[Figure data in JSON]
--- BEGIN ---

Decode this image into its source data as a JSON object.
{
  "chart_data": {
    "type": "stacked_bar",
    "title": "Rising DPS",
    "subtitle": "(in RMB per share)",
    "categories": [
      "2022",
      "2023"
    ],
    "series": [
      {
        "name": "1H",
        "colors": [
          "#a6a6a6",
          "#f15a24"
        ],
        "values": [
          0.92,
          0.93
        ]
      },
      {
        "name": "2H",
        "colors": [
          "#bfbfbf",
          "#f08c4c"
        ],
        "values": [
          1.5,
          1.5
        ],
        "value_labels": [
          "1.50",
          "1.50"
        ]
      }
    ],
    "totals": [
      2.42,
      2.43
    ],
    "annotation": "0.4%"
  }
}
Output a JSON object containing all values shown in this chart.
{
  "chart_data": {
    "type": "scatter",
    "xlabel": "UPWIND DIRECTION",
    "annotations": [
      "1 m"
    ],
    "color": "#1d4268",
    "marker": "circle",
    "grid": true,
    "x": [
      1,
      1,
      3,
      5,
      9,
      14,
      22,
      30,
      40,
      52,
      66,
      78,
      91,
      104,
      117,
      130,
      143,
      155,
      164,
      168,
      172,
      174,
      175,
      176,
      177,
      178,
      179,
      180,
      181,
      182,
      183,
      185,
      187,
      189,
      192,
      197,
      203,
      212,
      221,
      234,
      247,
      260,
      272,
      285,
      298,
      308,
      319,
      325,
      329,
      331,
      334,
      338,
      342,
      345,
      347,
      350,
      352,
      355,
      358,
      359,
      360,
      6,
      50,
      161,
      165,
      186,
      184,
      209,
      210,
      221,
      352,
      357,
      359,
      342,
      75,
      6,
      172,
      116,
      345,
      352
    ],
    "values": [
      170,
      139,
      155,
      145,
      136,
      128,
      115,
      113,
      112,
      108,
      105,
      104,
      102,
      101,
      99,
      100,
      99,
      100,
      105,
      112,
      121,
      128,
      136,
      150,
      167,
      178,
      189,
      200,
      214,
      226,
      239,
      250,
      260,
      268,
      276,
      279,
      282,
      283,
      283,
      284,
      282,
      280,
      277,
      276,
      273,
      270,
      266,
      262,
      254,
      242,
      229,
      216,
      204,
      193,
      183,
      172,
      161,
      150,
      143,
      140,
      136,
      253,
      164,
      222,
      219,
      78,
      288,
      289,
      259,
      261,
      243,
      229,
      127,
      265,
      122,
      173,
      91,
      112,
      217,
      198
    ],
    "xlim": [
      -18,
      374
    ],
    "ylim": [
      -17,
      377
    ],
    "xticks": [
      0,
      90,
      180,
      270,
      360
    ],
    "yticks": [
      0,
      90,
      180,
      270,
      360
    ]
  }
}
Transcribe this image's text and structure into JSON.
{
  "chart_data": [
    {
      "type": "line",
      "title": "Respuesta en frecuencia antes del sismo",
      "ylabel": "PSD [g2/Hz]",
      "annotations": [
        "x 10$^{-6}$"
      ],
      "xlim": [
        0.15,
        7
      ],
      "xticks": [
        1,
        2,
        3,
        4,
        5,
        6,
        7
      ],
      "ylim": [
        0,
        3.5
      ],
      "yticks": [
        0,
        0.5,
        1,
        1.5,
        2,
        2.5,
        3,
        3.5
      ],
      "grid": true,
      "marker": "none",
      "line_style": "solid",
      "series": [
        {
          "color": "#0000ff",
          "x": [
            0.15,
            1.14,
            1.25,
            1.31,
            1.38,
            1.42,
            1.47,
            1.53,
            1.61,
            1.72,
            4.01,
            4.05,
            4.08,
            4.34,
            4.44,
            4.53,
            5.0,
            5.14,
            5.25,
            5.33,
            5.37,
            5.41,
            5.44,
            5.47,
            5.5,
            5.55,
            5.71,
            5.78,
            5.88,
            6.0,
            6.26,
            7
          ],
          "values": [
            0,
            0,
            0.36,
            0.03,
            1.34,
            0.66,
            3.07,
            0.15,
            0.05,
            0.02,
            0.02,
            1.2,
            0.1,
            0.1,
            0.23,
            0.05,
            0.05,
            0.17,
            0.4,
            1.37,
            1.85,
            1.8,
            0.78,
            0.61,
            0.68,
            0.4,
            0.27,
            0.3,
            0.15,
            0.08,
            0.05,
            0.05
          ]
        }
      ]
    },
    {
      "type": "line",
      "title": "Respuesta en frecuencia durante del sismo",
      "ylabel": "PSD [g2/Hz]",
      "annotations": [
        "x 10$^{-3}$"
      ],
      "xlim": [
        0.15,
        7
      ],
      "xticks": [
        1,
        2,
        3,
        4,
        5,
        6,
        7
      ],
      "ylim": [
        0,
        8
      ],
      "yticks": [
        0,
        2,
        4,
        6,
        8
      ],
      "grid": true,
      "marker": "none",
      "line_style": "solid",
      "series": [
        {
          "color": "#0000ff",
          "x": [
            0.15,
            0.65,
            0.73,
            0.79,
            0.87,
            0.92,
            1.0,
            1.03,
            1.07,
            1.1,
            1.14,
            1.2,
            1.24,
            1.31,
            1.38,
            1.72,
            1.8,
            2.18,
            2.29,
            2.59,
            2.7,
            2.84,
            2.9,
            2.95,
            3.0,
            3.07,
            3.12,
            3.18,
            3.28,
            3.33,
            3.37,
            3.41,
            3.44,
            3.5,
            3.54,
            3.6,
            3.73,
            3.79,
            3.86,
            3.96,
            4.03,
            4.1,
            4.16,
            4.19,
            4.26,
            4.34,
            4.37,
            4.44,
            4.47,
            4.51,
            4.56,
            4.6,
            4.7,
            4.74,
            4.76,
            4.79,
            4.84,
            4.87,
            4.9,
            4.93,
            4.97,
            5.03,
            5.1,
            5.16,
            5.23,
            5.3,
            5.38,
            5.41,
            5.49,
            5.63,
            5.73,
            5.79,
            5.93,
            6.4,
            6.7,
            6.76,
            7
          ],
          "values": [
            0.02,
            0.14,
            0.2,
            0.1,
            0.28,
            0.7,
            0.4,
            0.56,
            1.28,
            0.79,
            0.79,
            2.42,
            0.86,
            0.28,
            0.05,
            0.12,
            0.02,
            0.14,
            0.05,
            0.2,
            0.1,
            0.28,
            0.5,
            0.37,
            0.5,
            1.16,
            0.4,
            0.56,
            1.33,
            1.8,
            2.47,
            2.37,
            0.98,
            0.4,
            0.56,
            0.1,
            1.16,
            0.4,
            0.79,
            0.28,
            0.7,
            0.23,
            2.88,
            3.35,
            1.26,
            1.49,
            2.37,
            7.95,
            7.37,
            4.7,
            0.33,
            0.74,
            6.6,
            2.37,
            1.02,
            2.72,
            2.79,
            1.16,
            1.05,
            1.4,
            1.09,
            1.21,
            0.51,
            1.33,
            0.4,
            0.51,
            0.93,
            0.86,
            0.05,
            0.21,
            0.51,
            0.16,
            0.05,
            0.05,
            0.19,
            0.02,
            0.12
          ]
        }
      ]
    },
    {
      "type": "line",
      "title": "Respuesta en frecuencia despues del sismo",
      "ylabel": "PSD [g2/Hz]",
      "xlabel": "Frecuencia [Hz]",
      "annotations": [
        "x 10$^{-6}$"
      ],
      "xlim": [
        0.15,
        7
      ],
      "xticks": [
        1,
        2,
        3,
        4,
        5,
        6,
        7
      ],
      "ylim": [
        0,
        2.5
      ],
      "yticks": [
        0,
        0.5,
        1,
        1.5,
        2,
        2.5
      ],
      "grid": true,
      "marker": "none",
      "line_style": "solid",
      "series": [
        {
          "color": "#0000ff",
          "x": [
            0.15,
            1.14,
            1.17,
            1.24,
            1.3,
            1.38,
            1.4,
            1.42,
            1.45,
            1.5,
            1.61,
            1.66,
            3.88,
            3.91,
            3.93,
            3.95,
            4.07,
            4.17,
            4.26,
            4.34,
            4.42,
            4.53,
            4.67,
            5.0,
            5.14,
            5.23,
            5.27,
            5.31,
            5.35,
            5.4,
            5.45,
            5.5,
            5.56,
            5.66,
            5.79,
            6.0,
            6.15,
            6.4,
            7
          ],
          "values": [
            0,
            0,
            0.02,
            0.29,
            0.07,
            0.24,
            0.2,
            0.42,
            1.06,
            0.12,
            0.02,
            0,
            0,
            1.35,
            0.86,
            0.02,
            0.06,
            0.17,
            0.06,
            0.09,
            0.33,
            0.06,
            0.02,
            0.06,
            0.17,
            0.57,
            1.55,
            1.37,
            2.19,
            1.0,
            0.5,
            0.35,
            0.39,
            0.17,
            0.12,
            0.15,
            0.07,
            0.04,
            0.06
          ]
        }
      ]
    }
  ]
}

--- END ---

◆ Written problem: Pick out every line above that holds the word "sismo" and copy it.

◆ Task result:
      "title": "Respuesta en frecuencia antes del sismo",
      "title": "Respuesta en frecuencia durante del sismo",
      "title": "Respuesta en frecuencia despues del sismo",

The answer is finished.